* _SHORT EXERCISE_
Gather every line that includes the word "заявления", please.

* _RECORDS PROVIDED_
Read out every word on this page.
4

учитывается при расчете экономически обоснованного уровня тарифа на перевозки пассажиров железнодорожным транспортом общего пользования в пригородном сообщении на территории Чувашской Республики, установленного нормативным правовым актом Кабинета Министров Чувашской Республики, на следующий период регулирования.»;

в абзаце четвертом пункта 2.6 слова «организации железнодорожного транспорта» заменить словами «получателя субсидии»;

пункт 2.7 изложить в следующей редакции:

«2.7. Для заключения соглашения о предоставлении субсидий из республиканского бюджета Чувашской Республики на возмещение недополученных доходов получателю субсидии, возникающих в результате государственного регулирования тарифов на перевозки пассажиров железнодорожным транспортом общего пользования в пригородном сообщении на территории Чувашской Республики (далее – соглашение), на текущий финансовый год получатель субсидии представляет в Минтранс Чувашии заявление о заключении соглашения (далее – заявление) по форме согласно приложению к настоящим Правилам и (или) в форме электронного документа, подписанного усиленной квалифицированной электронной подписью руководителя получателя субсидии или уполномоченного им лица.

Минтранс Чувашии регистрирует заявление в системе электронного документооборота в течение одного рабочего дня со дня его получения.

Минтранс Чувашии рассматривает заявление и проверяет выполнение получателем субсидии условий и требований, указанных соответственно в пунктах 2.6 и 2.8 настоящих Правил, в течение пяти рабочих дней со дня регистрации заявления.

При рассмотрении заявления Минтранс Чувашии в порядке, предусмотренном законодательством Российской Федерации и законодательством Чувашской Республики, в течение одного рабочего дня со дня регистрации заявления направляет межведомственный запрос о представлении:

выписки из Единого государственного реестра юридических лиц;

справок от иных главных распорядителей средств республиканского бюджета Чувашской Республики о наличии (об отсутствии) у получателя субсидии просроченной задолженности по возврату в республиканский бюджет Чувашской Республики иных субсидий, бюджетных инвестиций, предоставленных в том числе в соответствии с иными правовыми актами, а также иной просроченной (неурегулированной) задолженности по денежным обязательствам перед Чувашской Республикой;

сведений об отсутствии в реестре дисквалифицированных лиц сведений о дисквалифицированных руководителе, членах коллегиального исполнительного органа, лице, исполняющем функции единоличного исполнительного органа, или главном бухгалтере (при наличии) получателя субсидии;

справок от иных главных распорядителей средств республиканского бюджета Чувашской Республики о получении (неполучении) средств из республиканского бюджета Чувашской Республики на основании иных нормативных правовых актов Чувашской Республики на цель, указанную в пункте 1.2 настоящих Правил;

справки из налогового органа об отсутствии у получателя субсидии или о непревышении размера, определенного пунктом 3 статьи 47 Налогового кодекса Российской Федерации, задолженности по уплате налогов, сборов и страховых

* _RESULT OF THE EXERCISE_
Минтранс Чувашии рассматривает заявление и проверяет выполнение получателем субсидии условий и требований, указанных соответственно в пунктах 2.6 и 2.8 настоящих Правил, в течение пяти рабочих дней со дня регистрации заявления.
При рассмотрении заявления Минтранс Чувашии в порядке, предусмотренном законодательством Российской Федерации и законодательством Чувашской Республики, в течение одного рабочего дня со дня регистрации заявления направляет межведомственный запрос о представлении:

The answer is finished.